* Work required
Find each line containing the string "Futures". Copy it.

* Entries provided
-*-*-

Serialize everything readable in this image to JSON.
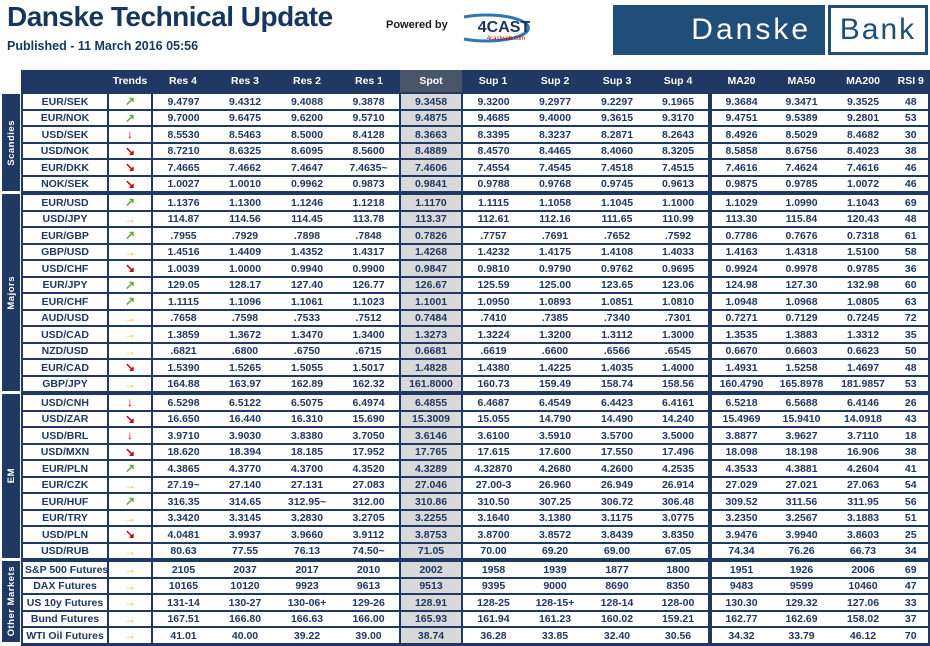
{
  "header": {
    "title": "Danske Technical Update",
    "published": "Published - 11 March 2016 05:56",
    "powered_by_label": "Powered by",
    "vendor_name": "4CAST",
    "vendor_sub": "4castweb.com",
    "bank_name_left": "Danske",
    "bank_name_right": "Bank"
  },
  "colors": {
    "navy": "#1F3864",
    "title_navy": "#17365D",
    "logo_blue": "#1F4E79",
    "spot_gray": "#D9D9D9",
    "trend_up_green": "#5BAE2E",
    "trend_flat_amber": "#FFC000",
    "trend_down_red": "#C00000",
    "vendor_swoosh_blue": "#2E75B6",
    "vendor_sub_red": "#C00000"
  },
  "trend_icons": {
    "up": "↗",
    "flat": "→",
    "down": "↘",
    "down-strong": "↓"
  },
  "table": {
    "columns": [
      "",
      "Trends",
      "Res 4",
      "Res 3",
      "Res 2",
      "Res 1",
      "Spot",
      "Sup 1",
      "Sup 2",
      "Sup 3",
      "Sup 4",
      "MA20",
      "MA50",
      "MA200",
      "RSI 9"
    ],
    "sections": [
      {
        "label": "Scandies",
        "rows": [
          {
            "pair": "EUR/SEK",
            "trend": "up",
            "values": [
              "9.4797",
              "9.4312",
              "9.4088",
              "9.3878",
              "9.3458",
              "9.3200",
              "9.2977",
              "9.2297",
              "9.1965",
              "9.3684",
              "9.3471",
              "9.3525",
              "48"
            ]
          },
          {
            "pair": "EUR/NOK",
            "trend": "up",
            "values": [
              "9.7000",
              "9.6475",
              "9.6200",
              "9.5710",
              "9.4875",
              "9.4685",
              "9.4000",
              "9.3615",
              "9.3170",
              "9.4751",
              "9.5389",
              "9.2801",
              "53"
            ]
          },
          {
            "pair": "USD/SEK",
            "trend": "down-strong",
            "values": [
              "8.5530",
              "8.5463",
              "8.5000",
              "8.4128",
              "8.3663",
              "8.3395",
              "8.3237",
              "8.2871",
              "8.2643",
              "8.4926",
              "8.5029",
              "8.4682",
              "30"
            ]
          },
          {
            "pair": "USD/NOK",
            "trend": "down",
            "values": [
              "8.7210",
              "8.6325",
              "8.6095",
              "8.5600",
              "8.4889",
              "8.4570",
              "8.4465",
              "8.4060",
              "8.3205",
              "8.5858",
              "8.6756",
              "8.4023",
              "38"
            ]
          },
          {
            "pair": "EUR/DKK",
            "trend": "down",
            "values": [
              "7.4665",
              "7.4662",
              "7.4647",
              "7.4635~",
              "7.4606",
              "7.4554",
              "7.4545",
              "7.4518",
              "7.4515",
              "7.4616",
              "7.4624",
              "7.4616",
              "46"
            ]
          },
          {
            "pair": "NOK/SEK",
            "trend": "down",
            "values": [
              "1.0027",
              "1.0010",
              "0.9962",
              "0.9873",
              "0.9841",
              "0.9788",
              "0.9768",
              "0.9745",
              "0.9613",
              "0.9875",
              "0.9785",
              "1.0072",
              "46"
            ]
          }
        ]
      },
      {
        "label": "Majors",
        "rows": [
          {
            "pair": "EUR/USD",
            "trend": "up",
            "values": [
              "1.1376",
              "1.1300",
              "1.1246",
              "1.1218",
              "1.1170",
              "1.1115",
              "1.1058",
              "1.1045",
              "1.1000",
              "1.1029",
              "1.0990",
              "1.1043",
              "69"
            ]
          },
          {
            "pair": "USD/JPY",
            "trend": "flat",
            "values": [
              "114.87",
              "114.56",
              "114.45",
              "113.78",
              "113.37",
              "112.61",
              "112.16",
              "111.65",
              "110.99",
              "113.30",
              "115.84",
              "120.43",
              "48"
            ]
          },
          {
            "pair": "EUR/GBP",
            "trend": "up",
            "values": [
              ".7955",
              ".7929",
              ".7898",
              ".7848",
              "0.7826",
              ".7757",
              ".7691",
              ".7652",
              ".7592",
              "0.7786",
              "0.7676",
              "0.7318",
              "61"
            ]
          },
          {
            "pair": "GBP/USD",
            "trend": "flat",
            "values": [
              "1.4516",
              "1.4409",
              "1.4352",
              "1.4317",
              "1.4268",
              "1.4232",
              "1.4175",
              "1.4108",
              "1.4033",
              "1.4163",
              "1.4318",
              "1.5100",
              "58"
            ]
          },
          {
            "pair": "USD/CHF",
            "trend": "down",
            "values": [
              "1.0039",
              "1.0000",
              "0.9940",
              "0.9900",
              "0.9847",
              "0.9810",
              "0.9790",
              "0.9762",
              "0.9695",
              "0.9924",
              "0.9978",
              "0.9785",
              "36"
            ]
          },
          {
            "pair": "EUR/JPY",
            "trend": "up",
            "values": [
              "129.05",
              "128.17",
              "127.40",
              "126.77",
              "126.67",
              "125.59",
              "125.00",
              "123.65",
              "123.06",
              "124.98",
              "127.30",
              "132.98",
              "60"
            ]
          },
          {
            "pair": "EUR/CHF",
            "trend": "up",
            "values": [
              "1.1115",
              "1.1096",
              "1.1061",
              "1.1023",
              "1.1001",
              "1.0950",
              "1.0893",
              "1.0851",
              "1.0810",
              "1.0948",
              "1.0968",
              "1.0805",
              "63"
            ]
          },
          {
            "pair": "AUD/USD",
            "trend": "flat",
            "values": [
              ".7658",
              ".7598",
              ".7533",
              ".7512",
              "0.7484",
              ".7410",
              ".7385",
              ".7340",
              ".7301",
              "0.7271",
              "0.7129",
              "0.7245",
              "72"
            ]
          },
          {
            "pair": "USD/CAD",
            "trend": "flat",
            "values": [
              "1.3859",
              "1.3672",
              "1.3470",
              "1.3400",
              "1.3273",
              "1.3224",
              "1.3200",
              "1.3112",
              "1.3000",
              "1.3535",
              "1.3883",
              "1.3312",
              "35"
            ]
          },
          {
            "pair": "NZD/USD",
            "trend": "flat",
            "values": [
              ".6821",
              ".6800",
              ".6750",
              ".6715",
              "0.6681",
              ".6619",
              ".6600",
              ".6566",
              ".6545",
              "0.6670",
              "0.6603",
              "0.6623",
              "50"
            ]
          },
          {
            "pair": "EUR/CAD",
            "trend": "down",
            "values": [
              "1.5390",
              "1.5265",
              "1.5055",
              "1.5017",
              "1.4828",
              "1.4380",
              "1.4225",
              "1.4035",
              "1.4000",
              "1.4931",
              "1.5258",
              "1.4697",
              "48"
            ]
          },
          {
            "pair": "GBP/JPY",
            "trend": "flat",
            "values": [
              "164.88",
              "163.97",
              "162.89",
              "162.32",
              "161.8000",
              "160.73",
              "159.49",
              "158.74",
              "158.56",
              "160.4790",
              "165.8978",
              "181.9857",
              "53"
            ]
          }
        ]
      },
      {
        "label": "EM",
        "rows": [
          {
            "pair": "USD/CNH",
            "trend": "down-strong",
            "values": [
              "6.5298",
              "6.5122",
              "6.5075",
              "6.4974",
              "6.4855",
              "6.4687",
              "6.4549",
              "6.4423",
              "6.4161",
              "6.5218",
              "6.5688",
              "6.4146",
              "26"
            ]
          },
          {
            "pair": "USD/ZAR",
            "trend": "down",
            "values": [
              "16.650",
              "16.440",
              "16.310",
              "15.690",
              "15.3009",
              "15.055",
              "14.790",
              "14.490",
              "14.240",
              "15.4969",
              "15.9410",
              "14.0918",
              "43"
            ]
          },
          {
            "pair": "USD/BRL",
            "trend": "down-strong",
            "values": [
              "3.9710",
              "3.9030",
              "3.8380",
              "3.7050",
              "3.6146",
              "3.6100",
              "3.5910",
              "3.5700",
              "3.5000",
              "3.8877",
              "3.9627",
              "3.7110",
              "18"
            ]
          },
          {
            "pair": "USD/MXN",
            "trend": "down",
            "values": [
              "18.620",
              "18.394",
              "18.185",
              "17.952",
              "17.765",
              "17.615",
              "17.600",
              "17.550",
              "17.496",
              "18.098",
              "18.198",
              "16.906",
              "38"
            ]
          },
          {
            "pair": "EUR/PLN",
            "trend": "up",
            "values": [
              "4.3865",
              "4.3770",
              "4.3700",
              "4.3520",
              "4.3289",
              "4.32870",
              "4.2680",
              "4.2600",
              "4.2535",
              "4.3533",
              "4.3881",
              "4.2604",
              "41"
            ]
          },
          {
            "pair": "EUR/CZK",
            "trend": "flat",
            "values": [
              "27.19~",
              "27.140",
              "27.131",
              "27.083",
              "27.046",
              "27.00-3",
              "26.960",
              "26.949",
              "26.914",
              "27.029",
              "27.021",
              "27.063",
              "54"
            ]
          },
          {
            "pair": "EUR/HUF",
            "trend": "up",
            "values": [
              "316.35",
              "314.65",
              "312.95~",
              "312.00",
              "310.86",
              "310.50",
              "307.25",
              "306.72",
              "306.48",
              "309.52",
              "311.56",
              "311.95",
              "56"
            ]
          },
          {
            "pair": "EUR/TRY",
            "trend": "flat",
            "values": [
              "3.3420",
              "3.3145",
              "3.2830",
              "3.2705",
              "3.2255",
              "3.1640",
              "3.1380",
              "3.1175",
              "3.0775",
              "3.2350",
              "3.2567",
              "3.1883",
              "51"
            ]
          },
          {
            "pair": "USD/PLN",
            "trend": "down",
            "values": [
              "4.0481",
              "3.9937",
              "3.9660",
              "3.9112",
              "3.8753",
              "3.8700",
              "3.8572",
              "3.8439",
              "3.8350",
              "3.9476",
              "3.9940",
              "3.8603",
              "25"
            ]
          },
          {
            "pair": "USD/RUB",
            "trend": "flat",
            "values": [
              "80.63",
              "77.55",
              "76.13",
              "74.50~",
              "71.05",
              "70.00",
              "69.20",
              "69.00",
              "67.05",
              "74.34",
              "76.26",
              "66.73",
              "34"
            ]
          }
        ]
      },
      {
        "label": "Other Markets",
        "rows": [
          {
            "pair": "S&P 500 Futures",
            "trend": "flat",
            "values": [
              "2105",
              "2037",
              "2017",
              "2010",
              "2002",
              "1958",
              "1939",
              "1877",
              "1800",
              "1951",
              "1926",
              "2006",
              "69"
            ]
          },
          {
            "pair": "DAX Futures",
            "trend": "flat",
            "values": [
              "10165",
              "10120",
              "9923",
              "9613",
              "9513",
              "9395",
              "9000",
              "8690",
              "8350",
              "9483",
              "9599",
              "10460",
              "47"
            ]
          },
          {
            "pair": "US 10y Futures",
            "trend": "flat",
            "values": [
              "131-14",
              "130-27",
              "130-06+",
              "129-26",
              "128.91",
              "128-25",
              "128-15+",
              "128-14",
              "128-00",
              "130.30",
              "129.32",
              "127.06",
              "33"
            ]
          },
          {
            "pair": "Bund Futures",
            "trend": "flat",
            "values": [
              "167.51",
              "166.80",
              "166.63",
              "166.00",
              "165.93",
              "161.94",
              "161.23",
              "160.02",
              "159.21",
              "162.77",
              "162.69",
              "158.02",
              "37"
            ]
          },
          {
            "pair": "WTI Oil Futures",
            "trend": "flat",
            "values": [
              "41.01",
              "40.00",
              "39.22",
              "39.00",
              "38.74",
              "36.28",
              "33.85",
              "32.40",
              "30.56",
              "34.32",
              "33.79",
              "46.12",
              "70"
            ]
          }
        ]
      }
    ]
  }
}
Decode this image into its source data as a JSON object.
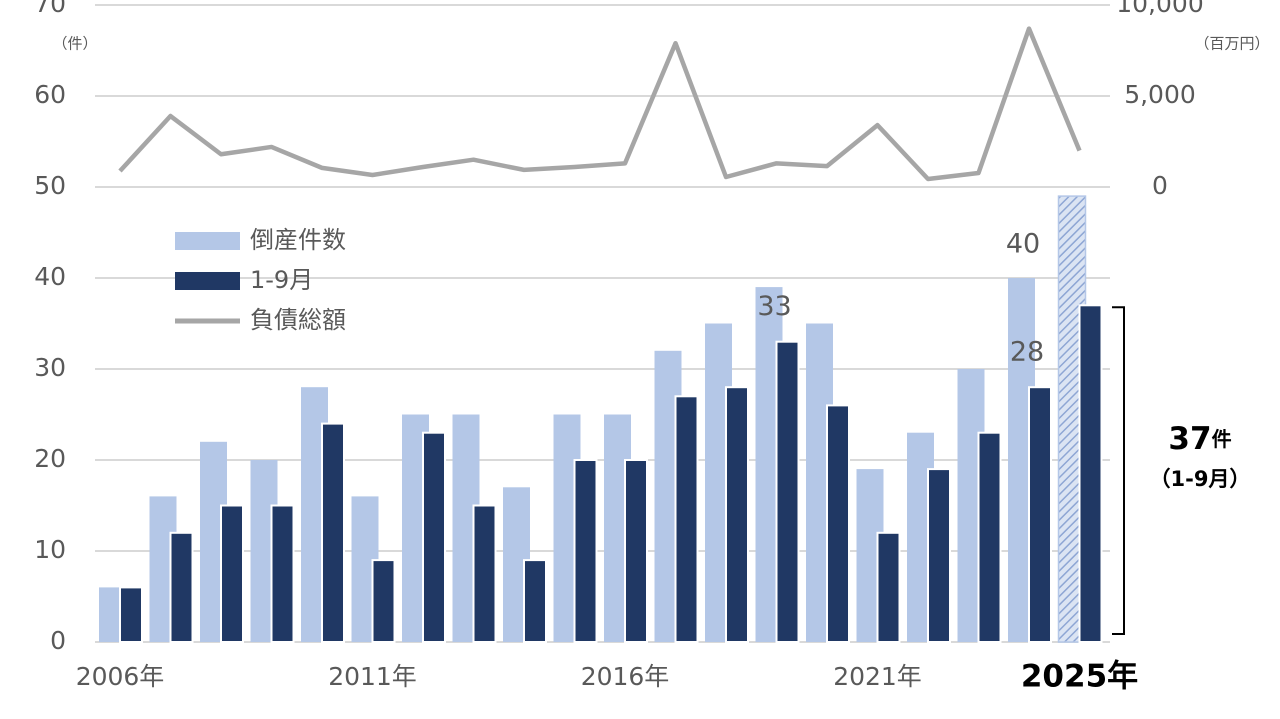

-*-*-

* Correct answer
            "pair": "S&P 500 Futures",
            "pair": "DAX Futures",
            "pair": "US 10y Futures",
            "pair": "Bund Futures",
            "pair": "WTI Oil Futures",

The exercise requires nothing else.